Instructions for the task:
Rewrite all the entries below as one numbered list. Skip blank lines and leave out the pictures.

Data shown:
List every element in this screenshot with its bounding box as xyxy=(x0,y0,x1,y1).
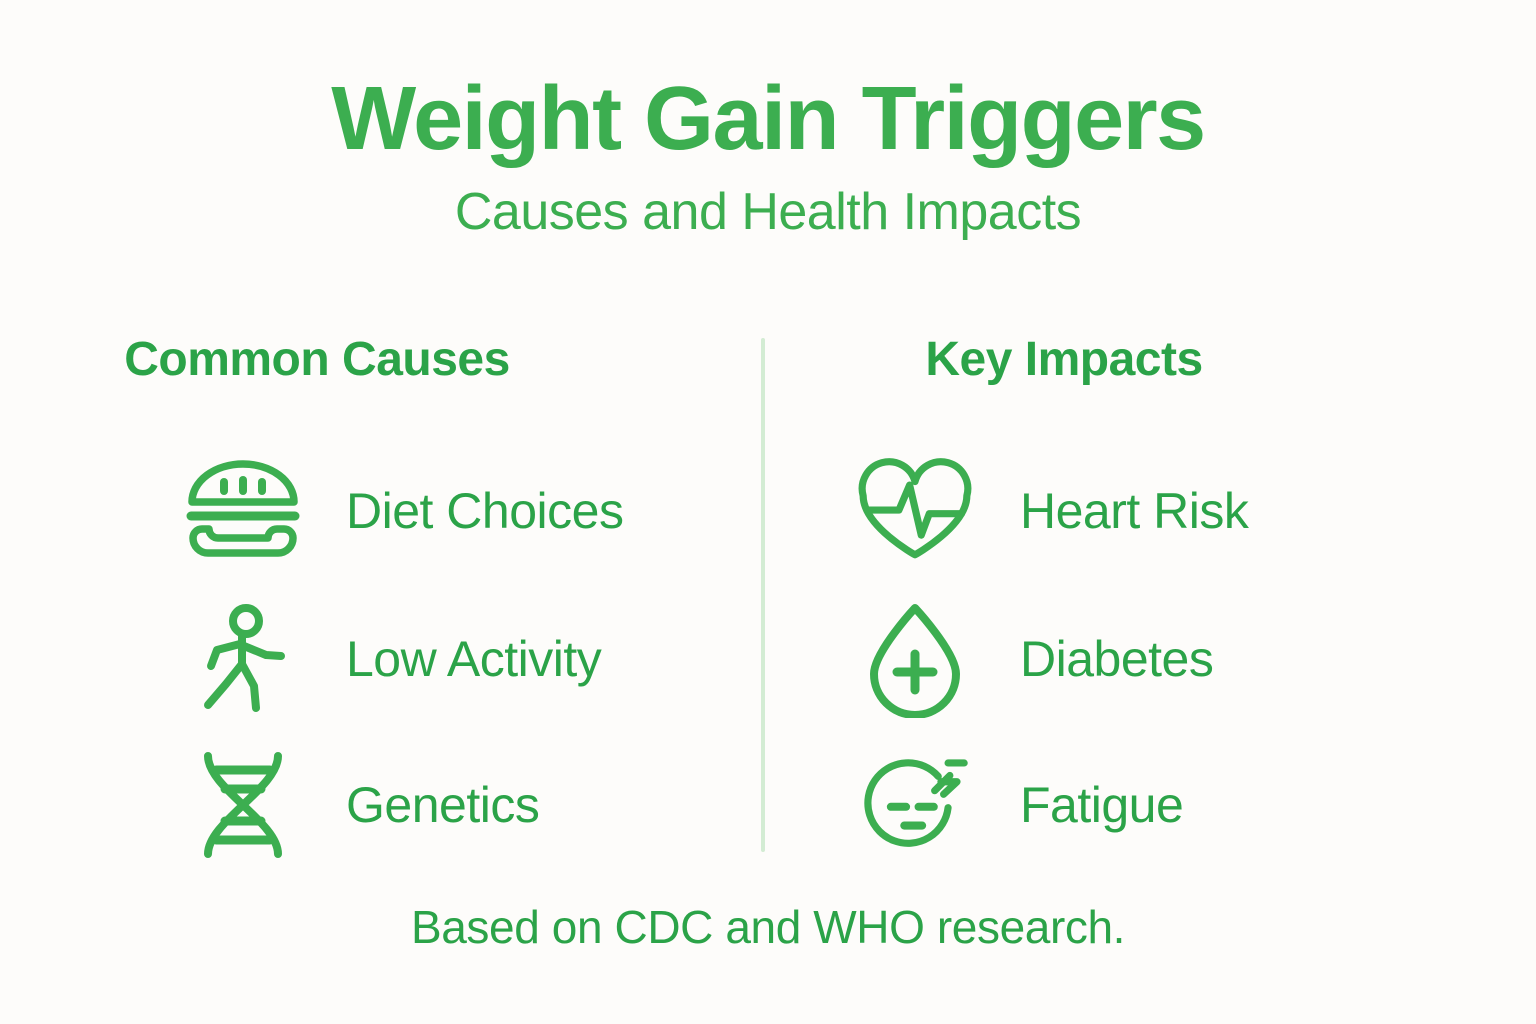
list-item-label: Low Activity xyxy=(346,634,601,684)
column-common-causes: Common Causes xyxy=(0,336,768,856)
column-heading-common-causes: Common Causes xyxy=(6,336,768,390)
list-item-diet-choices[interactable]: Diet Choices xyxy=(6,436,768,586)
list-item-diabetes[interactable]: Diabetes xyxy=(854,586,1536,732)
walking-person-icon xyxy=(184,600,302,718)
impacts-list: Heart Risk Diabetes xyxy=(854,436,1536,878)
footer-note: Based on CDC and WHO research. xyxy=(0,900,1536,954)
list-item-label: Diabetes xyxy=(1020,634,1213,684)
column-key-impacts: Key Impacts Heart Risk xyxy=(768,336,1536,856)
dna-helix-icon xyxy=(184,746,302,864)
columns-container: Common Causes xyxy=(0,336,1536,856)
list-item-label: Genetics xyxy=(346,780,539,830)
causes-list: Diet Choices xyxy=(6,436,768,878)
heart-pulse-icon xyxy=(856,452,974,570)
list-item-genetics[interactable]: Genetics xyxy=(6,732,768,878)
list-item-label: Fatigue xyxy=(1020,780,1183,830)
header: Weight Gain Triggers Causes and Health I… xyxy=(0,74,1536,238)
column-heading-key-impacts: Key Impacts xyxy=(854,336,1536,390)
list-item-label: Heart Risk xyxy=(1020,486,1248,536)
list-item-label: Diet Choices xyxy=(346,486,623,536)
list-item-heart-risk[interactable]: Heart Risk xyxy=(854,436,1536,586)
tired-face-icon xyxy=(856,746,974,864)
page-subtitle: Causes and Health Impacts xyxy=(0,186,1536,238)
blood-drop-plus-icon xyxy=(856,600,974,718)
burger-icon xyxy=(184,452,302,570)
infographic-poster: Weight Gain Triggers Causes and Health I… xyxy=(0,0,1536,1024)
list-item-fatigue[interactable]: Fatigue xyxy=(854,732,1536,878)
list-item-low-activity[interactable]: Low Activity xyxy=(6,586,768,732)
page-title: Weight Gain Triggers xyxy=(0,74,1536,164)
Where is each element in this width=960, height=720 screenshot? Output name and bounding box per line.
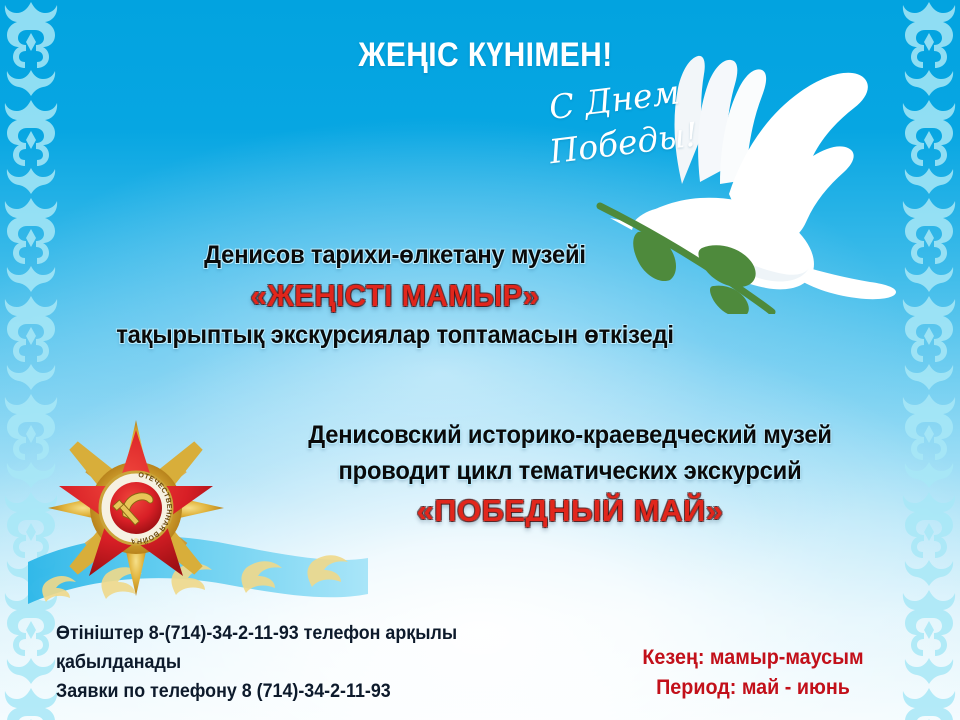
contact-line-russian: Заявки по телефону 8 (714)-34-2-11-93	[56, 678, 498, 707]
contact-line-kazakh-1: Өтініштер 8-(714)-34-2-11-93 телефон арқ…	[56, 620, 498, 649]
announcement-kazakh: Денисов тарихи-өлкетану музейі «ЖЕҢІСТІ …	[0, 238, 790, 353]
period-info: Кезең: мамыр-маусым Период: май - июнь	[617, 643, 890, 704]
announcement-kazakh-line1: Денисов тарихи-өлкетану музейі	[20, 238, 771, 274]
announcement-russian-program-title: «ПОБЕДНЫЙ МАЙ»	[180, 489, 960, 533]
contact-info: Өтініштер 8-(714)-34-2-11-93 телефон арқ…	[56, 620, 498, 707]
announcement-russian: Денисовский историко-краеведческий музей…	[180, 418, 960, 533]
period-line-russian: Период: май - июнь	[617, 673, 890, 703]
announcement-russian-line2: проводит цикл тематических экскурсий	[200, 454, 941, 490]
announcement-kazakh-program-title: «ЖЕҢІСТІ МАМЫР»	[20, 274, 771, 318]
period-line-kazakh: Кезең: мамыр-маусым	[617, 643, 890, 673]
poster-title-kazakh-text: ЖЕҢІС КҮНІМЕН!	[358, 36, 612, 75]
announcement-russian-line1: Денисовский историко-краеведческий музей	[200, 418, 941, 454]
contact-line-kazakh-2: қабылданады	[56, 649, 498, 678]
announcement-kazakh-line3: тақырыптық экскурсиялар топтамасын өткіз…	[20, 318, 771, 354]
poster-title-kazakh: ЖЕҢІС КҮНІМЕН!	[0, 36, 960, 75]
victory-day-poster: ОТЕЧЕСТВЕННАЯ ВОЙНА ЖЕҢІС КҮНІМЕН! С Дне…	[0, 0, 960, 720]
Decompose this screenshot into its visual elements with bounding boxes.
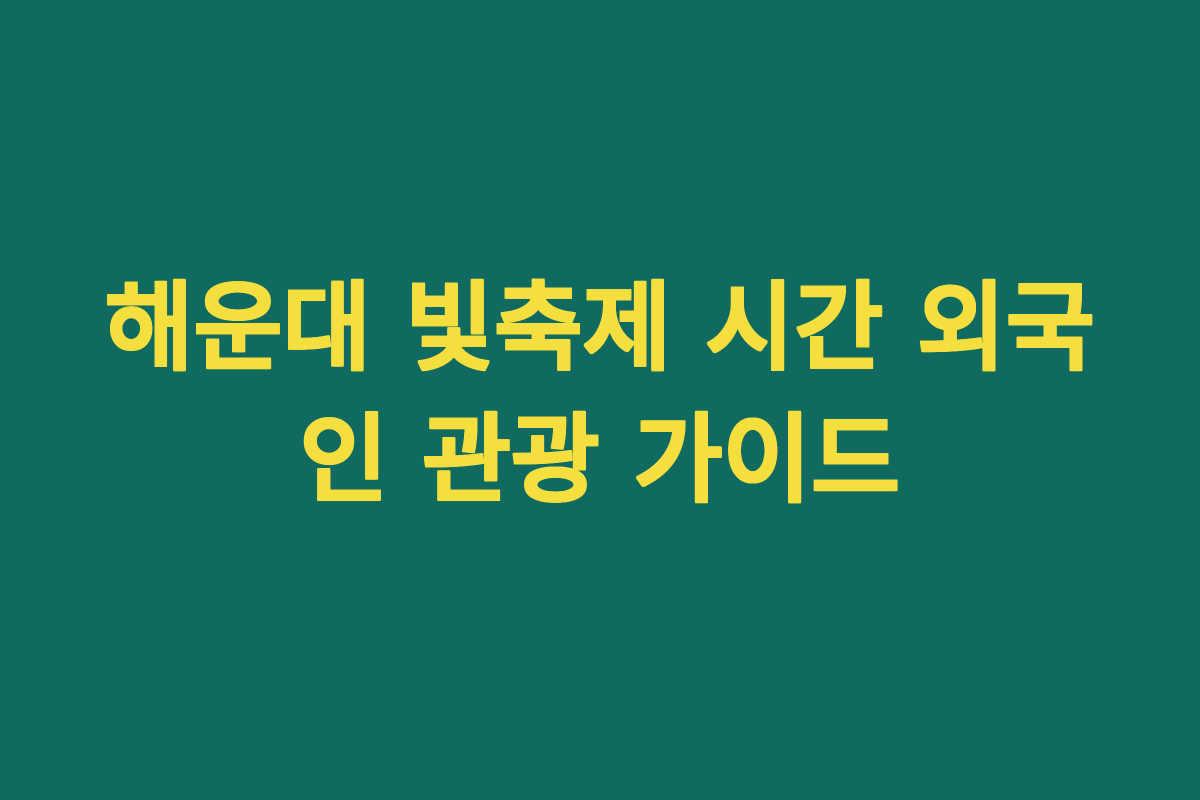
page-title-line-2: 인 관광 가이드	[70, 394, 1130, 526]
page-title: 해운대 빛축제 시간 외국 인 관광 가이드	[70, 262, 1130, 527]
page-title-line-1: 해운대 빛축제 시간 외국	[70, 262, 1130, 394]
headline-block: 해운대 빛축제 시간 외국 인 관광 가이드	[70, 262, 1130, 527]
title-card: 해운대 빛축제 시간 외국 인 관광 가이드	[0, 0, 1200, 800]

The solution:
1. List every element in this screenshot with its bounding box as xyxy=(x0,y0,x1,y1).
2. list-item-label: Low Activity xyxy=(346,634,601,684)
3. column-common-causes: Common Causes xyxy=(0,336,768,856)
4. column-heading-common-causes: Common Causes xyxy=(6,336,768,390)
5. list-item-diet-choices[interactable]: Diet Choices xyxy=(6,436,768,586)
6. list-item-diabetes[interactable]: Diabetes xyxy=(854,586,1536,732)
7. walking-person-icon xyxy=(184,600,302,718)
8. impacts-list: Heart Risk Diabetes xyxy=(854,436,1536,878)
9. footer-note: Based on CDC and WHO research. xyxy=(0,900,1536,954)
10. list-item-label: Diabetes xyxy=(1020,634,1213,684)
11. column-key-impacts: Key Impacts Heart Risk xyxy=(768,336,1536,856)
12. dna-helix-icon xyxy=(184,746,302,864)
13. columns-container: Common Causes xyxy=(0,336,1536,856)
14. list-item-label: Genetics xyxy=(346,780,539,830)
15. causes-list: Diet Choices xyxy=(6,436,768,878)
16. heart-pulse-icon xyxy=(856,452,974,570)
17. list-item-genetics[interactable]: Genetics xyxy=(6,732,768,878)
18. list-item-label: Fatigue xyxy=(1020,780,1183,830)
19. header: Weight Gain Triggers Causes and Health I… xyxy=(0,74,1536,238)
20. column-heading-key-impacts: Key Impacts xyxy=(854,336,1536,390)
21. list-item-label: Heart Risk xyxy=(1020,486,1248,536)
22. list-item-label: Diet Choices xyxy=(346,486,623,536)
23. list-item-heart-risk[interactable]: Heart Risk xyxy=(854,436,1536,586)
24. tired-face-icon xyxy=(856,746,974,864)
25. page-subtitle: Causes and Health Impacts xyxy=(0,186,1536,238)
26. blood-drop-plus-icon xyxy=(856,600,974,718)
27. burger-icon xyxy=(184,452,302,570)
28. infographic-poster: Weight Gain Triggers Causes and Health I… xyxy=(0,0,1536,1024)
29. list-item-fatigue[interactable]: Fatigue xyxy=(854,732,1536,878)
30. list-item-low-activity[interactable]: Low Activity xyxy=(6,586,768,732)
31. page-title: Weight Gain Triggers xyxy=(0,74,1536,164)
32. Where is each element in this width=960, height=720 screenshot? Output name and bounding box per line.
33. contact-line-russian: Заявки по телефону 8 (714)-34-2-11-93	[56, 678, 498, 707]
34. contact-line-kazakh-1: Өтініштер 8-(714)-34-2-11-93 телефон арқ…	[56, 620, 498, 649]
35. announcement-kazakh: Денисов тарихи-өлкетану музейі «ЖЕҢІСТІ …	[0, 238, 790, 353]
36. period-info: Кезең: мамыр-маусым Период: май - июнь	[617, 643, 890, 704]
37. announcement-kazakh-line1: Денисов тарихи-өлкетану музейі	[20, 238, 771, 274]
38. announcement-russian-program-title: «ПОБЕДНЫЙ МАЙ»	[180, 489, 960, 533]
39. contact-info: Өтініштер 8-(714)-34-2-11-93 телефон арқ…	[56, 620, 498, 707]
40. announcement-russian: Денисовский историко-краеведческий музей…	[180, 418, 960, 533]
41. period-line-russian: Период: май - июнь	[617, 673, 890, 703]
42. announcement-russian-line2: проводит цикл тематических экскурсий	[200, 454, 941, 490]
43. announcement-kazakh-program-title: «ЖЕҢІСТІ МАМЫР»	[20, 274, 771, 318]
44. period-line-kazakh: Кезең: мамыр-маусым	[617, 643, 890, 673]
45. poster-title-kazakh-text: ЖЕҢІС КҮНІМЕН!	[358, 36, 612, 75]
46. announcement-russian-line1: Денисовский историко-краеведческий музей	[200, 418, 941, 454]
47. contact-line-kazakh-2: қабылданады	[56, 649, 498, 678]
48. announcement-kazakh-line3: тақырыптық экскурсиялар топтамасын өткіз…	[20, 318, 771, 354]
49. poster-title-kazakh: ЖЕҢІС КҮНІМЕН!	[0, 36, 960, 75]
50. victory-day-poster: ОТЕЧЕСТВЕННАЯ ВОЙНА ЖЕҢІС КҮНІМЕН! С Дне…	[0, 0, 960, 720]
51. Decompose this screenshot into its visual elements with bounding boxes.
52. page-title-line-2: 인 관광 가이드	[70, 394, 1130, 526]
53. page-title: 해운대 빛축제 시간 외국 인 관광 가이드	[70, 262, 1130, 527]
54. page-title-line-1: 해운대 빛축제 시간 외국	[70, 262, 1130, 394]
55. headline-block: 해운대 빛축제 시간 외국 인 관광 가이드	[70, 262, 1130, 527]
56. title-card: 해운대 빛축제 시간 외국 인 관광 가이드	[0, 0, 1200, 800]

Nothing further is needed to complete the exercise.